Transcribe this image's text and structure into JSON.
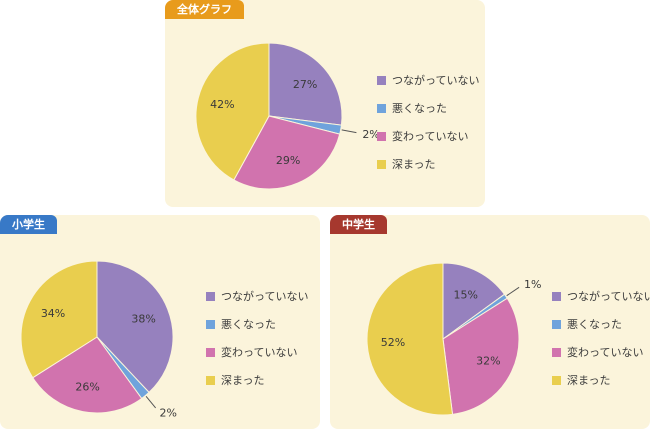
{
  "page": {
    "background": "#FFFFFF",
    "panel_background": "#FBF4DB"
  },
  "legend_labels": [
    "つながっていない",
    "悪くなった",
    "変わっていない",
    "深まった"
  ],
  "slice_palette": [
    "#9681BE",
    "#6FA3DC",
    "#D173AE",
    "#E9CE4E"
  ],
  "chart_data": [
    {
      "type": "pie",
      "title": "全体グラフ",
      "header_color": "#E89B1C",
      "labels": [
        "つながっていない",
        "悪くなった",
        "変わっていない",
        "深まった"
      ],
      "values": [
        27,
        2,
        29,
        42
      ],
      "value_labels": [
        "27%",
        "2%",
        "29%",
        "42%"
      ],
      "colors": [
        "#9681BE",
        "#6FA3DC",
        "#D173AE",
        "#E9CE4E"
      ],
      "legend_position": "right",
      "start_angle": "top",
      "direction": "clockwise"
    },
    {
      "type": "pie",
      "title": "小学生",
      "header_color": "#3879C7",
      "labels": [
        "つながっていない",
        "悪くなった",
        "変わっていない",
        "深まった"
      ],
      "values": [
        38,
        2,
        26,
        34
      ],
      "value_labels": [
        "38%",
        "2%",
        "26%",
        "34%"
      ],
      "colors": [
        "#9681BE",
        "#6FA3DC",
        "#D173AE",
        "#E9CE4E"
      ],
      "legend_position": "right",
      "start_angle": "top",
      "direction": "clockwise"
    },
    {
      "type": "pie",
      "title": "中学生",
      "header_color": "#A6382E",
      "labels": [
        "つながっていない",
        "悪くなった",
        "変わっていない",
        "深まった"
      ],
      "values": [
        15,
        1,
        32,
        52
      ],
      "value_labels": [
        "15%",
        "1%",
        "32%",
        "52%"
      ],
      "colors": [
        "#9681BE",
        "#6FA3DC",
        "#D173AE",
        "#E9CE4E"
      ],
      "legend_position": "right",
      "start_angle": "top",
      "direction": "clockwise"
    }
  ]
}
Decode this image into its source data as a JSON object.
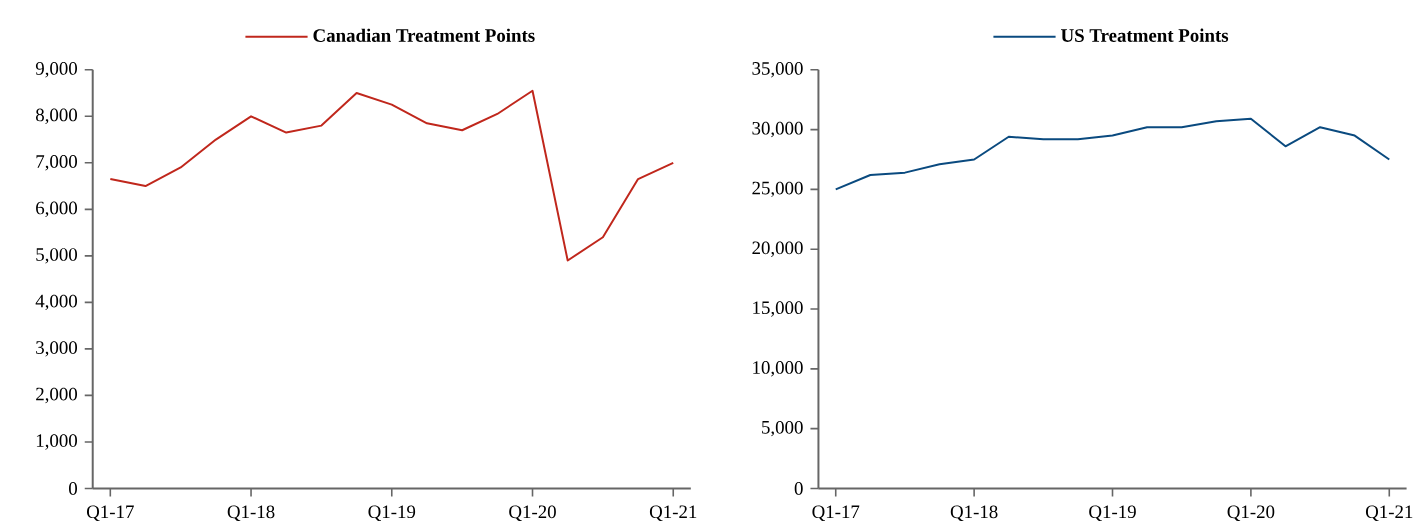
{
  "chart_data": [
    {
      "type": "line",
      "categories": [
        "Q1-17",
        null,
        null,
        null,
        "Q1-18",
        null,
        null,
        null,
        "Q1-19",
        null,
        null,
        null,
        "Q1-20",
        null,
        null,
        null,
        "Q1-21"
      ],
      "series": [
        {
          "name": "Canadian Treatment Points",
          "color": "#c0271c",
          "values": [
            6650,
            6500,
            6900,
            7500,
            8000,
            7650,
            7800,
            8500,
            8250,
            7850,
            7700,
            8050,
            8550,
            4900,
            5400,
            6650,
            7000
          ]
        }
      ],
      "ylim": [
        0,
        9000
      ],
      "yticks": [
        0,
        {
          "value": 1000,
          "label": "1,000"
        },
        {
          "value": 2000,
          "label": "2,000"
        },
        {
          "value": 3000,
          "label": "3,000"
        },
        {
          "value": 4000,
          "label": "4,000"
        },
        {
          "value": 5000,
          "label": "5,000"
        },
        {
          "value": 6000,
          "label": "6,000"
        },
        {
          "value": 7000,
          "label": "7,000"
        },
        {
          "value": 8000,
          "label": "8,000"
        },
        {
          "value": 9000,
          "label": "9,000"
        }
      ],
      "legend": "top",
      "grid": false,
      "marker": "none"
    },
    {
      "type": "line",
      "categories": [
        "Q1-17",
        null,
        null,
        null,
        "Q1-18",
        null,
        null,
        null,
        "Q1-19",
        null,
        null,
        null,
        "Q1-20",
        null,
        null,
        null,
        "Q1-21"
      ],
      "series": [
        {
          "name": "US Treatment Points",
          "color": "#0a4a7f",
          "values": [
            25000,
            26200,
            26400,
            27100,
            27500,
            29400,
            29200,
            29200,
            29500,
            30200,
            30200,
            30700,
            30900,
            28600,
            30200,
            29500,
            27500
          ]
        }
      ],
      "ylim": [
        0,
        35000
      ],
      "yticks": [
        0,
        {
          "value": 5000,
          "label": "5,000"
        },
        {
          "value": 10000,
          "label": "10,000"
        },
        {
          "value": 15000,
          "label": "15,000"
        },
        {
          "value": 20000,
          "label": "20,000"
        },
        {
          "value": 25000,
          "label": "25,000"
        },
        {
          "value": 30000,
          "label": "30,000"
        },
        {
          "value": 35000,
          "label": "35,000"
        }
      ],
      "legend": "top",
      "grid": false,
      "marker": "none"
    }
  ]
}
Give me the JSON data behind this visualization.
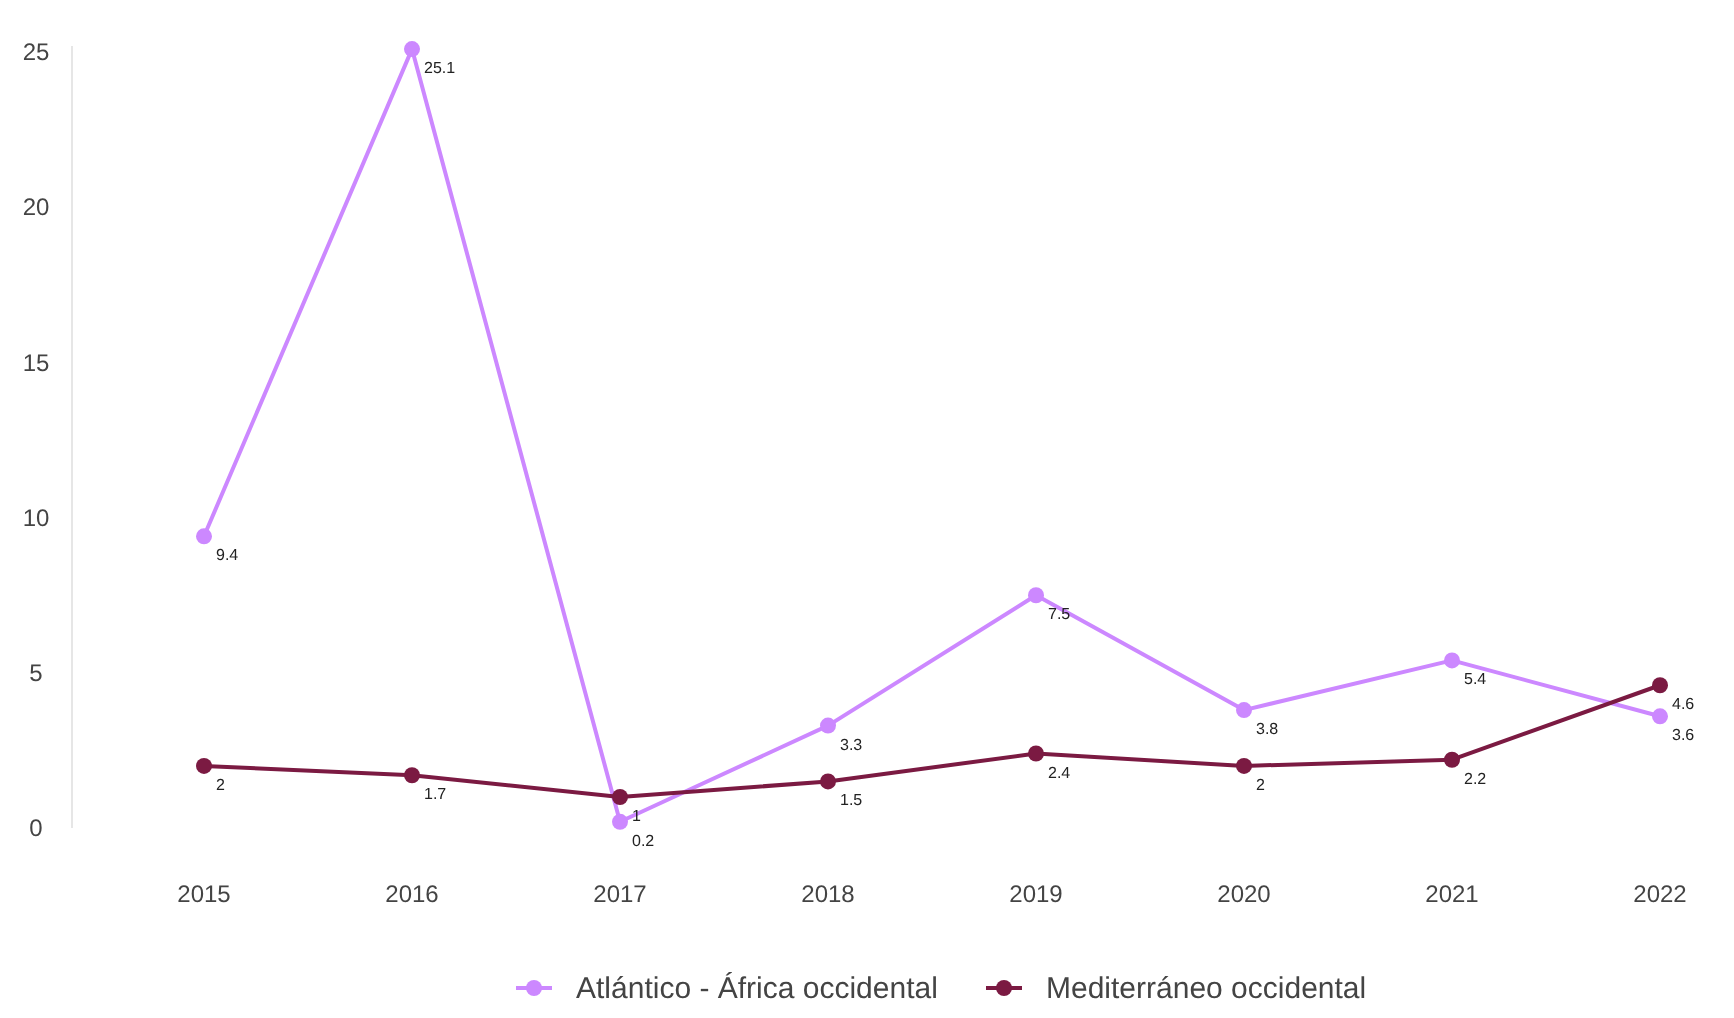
{
  "chart_data": {
    "type": "line",
    "categories": [
      "2015",
      "2016",
      "2017",
      "2018",
      "2019",
      "2020",
      "2021",
      "2022"
    ],
    "series": [
      {
        "name": "Atlántico - África occidental",
        "color": "#cc88ff",
        "values": [
          9.4,
          25.1,
          0.2,
          3.3,
          7.5,
          3.8,
          5.4,
          3.6
        ]
      },
      {
        "name": "Mediterráneo occidental",
        "color": "#7b1a42",
        "values": [
          2,
          1.7,
          1,
          1.5,
          2.4,
          2,
          2.2,
          4.6
        ]
      }
    ],
    "ylim": [
      0,
      25.2
    ],
    "yticks": [
      0,
      5,
      10,
      15,
      20,
      25
    ],
    "grid": false,
    "legend": "bottom",
    "marker": "circle",
    "line_style": "solid",
    "data_labels": true
  }
}
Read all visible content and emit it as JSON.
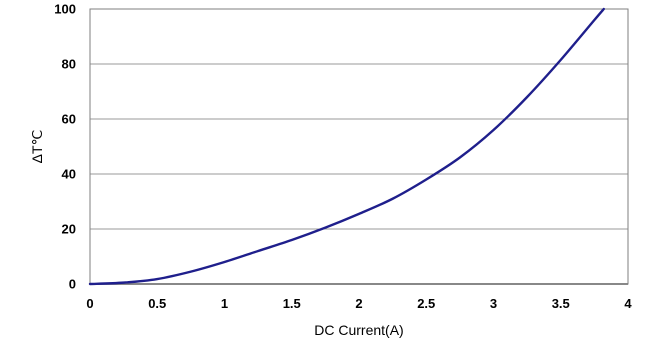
{
  "chart_data": {
    "type": "line",
    "xlabel": "DC Current(A)",
    "ylabel": "ΔT℃",
    "xlim": [
      0,
      4
    ],
    "ylim": [
      0,
      100
    ],
    "x_ticks": [
      {
        "value": 0,
        "label": "0"
      },
      {
        "value": 0.5,
        "label": "0.5"
      },
      {
        "value": 1,
        "label": "1"
      },
      {
        "value": 1.5,
        "label": "1.5"
      },
      {
        "value": 2,
        "label": "2"
      },
      {
        "value": 2.5,
        "label": "2.5"
      },
      {
        "value": 3,
        "label": "3"
      },
      {
        "value": 3.5,
        "label": "3.5"
      },
      {
        "value": 4,
        "label": "4"
      }
    ],
    "y_ticks": [
      {
        "value": 0,
        "label": "0"
      },
      {
        "value": 20,
        "label": "20"
      },
      {
        "value": 40,
        "label": "40"
      },
      {
        "value": 60,
        "label": "60"
      },
      {
        "value": 80,
        "label": "80"
      },
      {
        "value": 100,
        "label": "100"
      }
    ],
    "grid": {
      "horizontal": true,
      "vertical": false
    },
    "line_color": "#1f1f8c",
    "series": [
      {
        "x": [
          0,
          0.25,
          0.5,
          0.75,
          1,
          1.25,
          1.5,
          1.75,
          2,
          2.25,
          2.5,
          2.75,
          3,
          3.25,
          3.5,
          3.75,
          3.82
        ],
        "values": [
          0,
          0.5,
          1.8,
          4.5,
          8,
          12,
          16,
          20.5,
          25.5,
          31,
          38,
          46,
          56,
          68,
          81.5,
          96,
          100
        ]
      }
    ]
  }
}
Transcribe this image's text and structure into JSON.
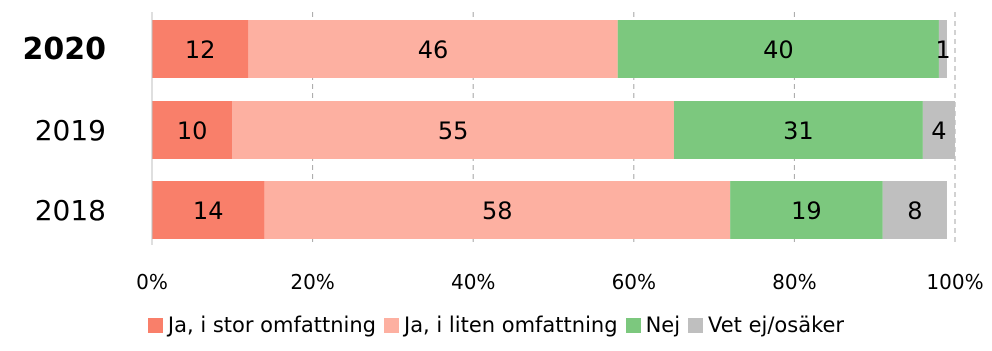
{
  "chart_data": {
    "type": "bar",
    "orientation": "horizontal",
    "stacked": true,
    "categories": [
      "2020",
      "2019",
      "2018"
    ],
    "highlighted_category": "2020",
    "series": [
      {
        "name": "Ja, i stor omfattning",
        "color": "#f97f6a",
        "values": [
          12,
          10,
          14
        ]
      },
      {
        "name": "Ja, i liten omfattning",
        "color": "#fdb0a1",
        "values": [
          46,
          55,
          58
        ]
      },
      {
        "name": "Nej",
        "color": "#7cc87e",
        "values": [
          40,
          31,
          19
        ]
      },
      {
        "name": "Vet ej/osäker",
        "color": "#bfbfbf",
        "values": [
          1,
          4,
          8
        ]
      }
    ],
    "xlim": [
      0,
      100
    ],
    "x_ticks": [
      "0%",
      "20%",
      "40%",
      "60%",
      "80%",
      "100%"
    ],
    "grid": "vertical dashed",
    "legend_position": "bottom"
  }
}
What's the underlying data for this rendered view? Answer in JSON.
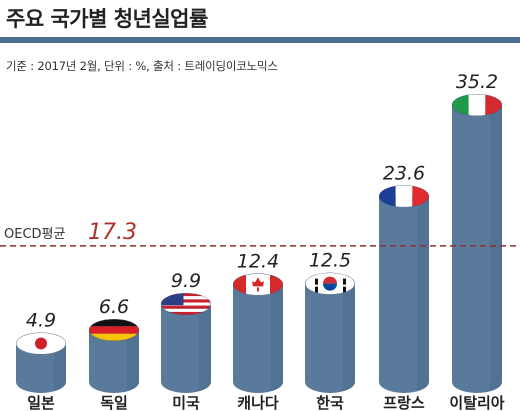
{
  "title": "주요 국가별 청년실업률",
  "subtitle": "기준 : 2017년 2월, 단위 : %, 출처 : 트레이딩이코노믹스",
  "colors": {
    "bar_body": "#5a7a9c",
    "bar_shadow": "#4a6a8c",
    "title_rule": "#4d6f96",
    "reference_line": "#8a3030",
    "reference_value": "#b03030"
  },
  "chart_data": {
    "type": "bar",
    "categories": [
      "일본",
      "독일",
      "미국",
      "캐나다",
      "한국",
      "프랑스",
      "이탈리아"
    ],
    "values": [
      4.9,
      6.6,
      9.9,
      12.4,
      12.5,
      23.6,
      35.2
    ],
    "value_labels": [
      "4.9",
      "6.6",
      "9.9",
      "12.4",
      "12.5",
      "23.6",
      "35.2"
    ],
    "flags": [
      "japan-flag",
      "germany-flag",
      "usa-flag",
      "canada-flag",
      "korea-flag",
      "france-flag",
      "italy-flag"
    ],
    "reference_line": {
      "label": "OECD평균",
      "value": 17.3,
      "value_label": "17.3",
      "style": "dashed"
    },
    "ylim": [
      0,
      35.2
    ],
    "grid": false,
    "legend": "none"
  }
}
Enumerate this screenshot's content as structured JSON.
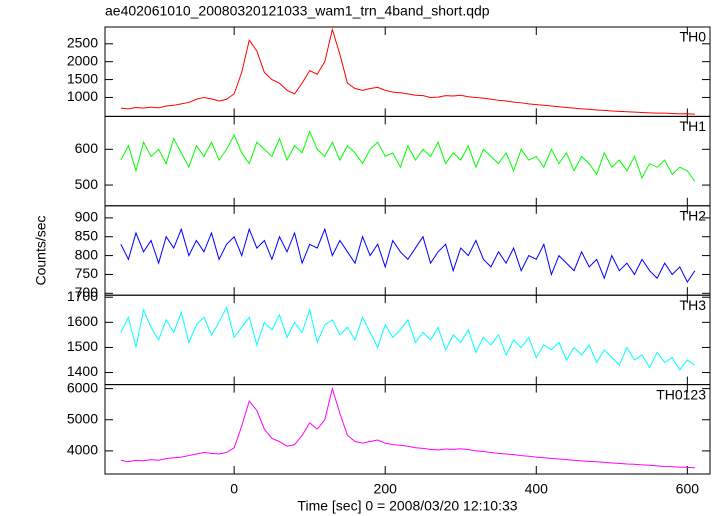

+++

**Given task**
Filter the data, keeping only the lines that contain "occidental".

**Full output**
        "name": "Atlántico - África occidental",
        "name": "Mediterráneo occidental",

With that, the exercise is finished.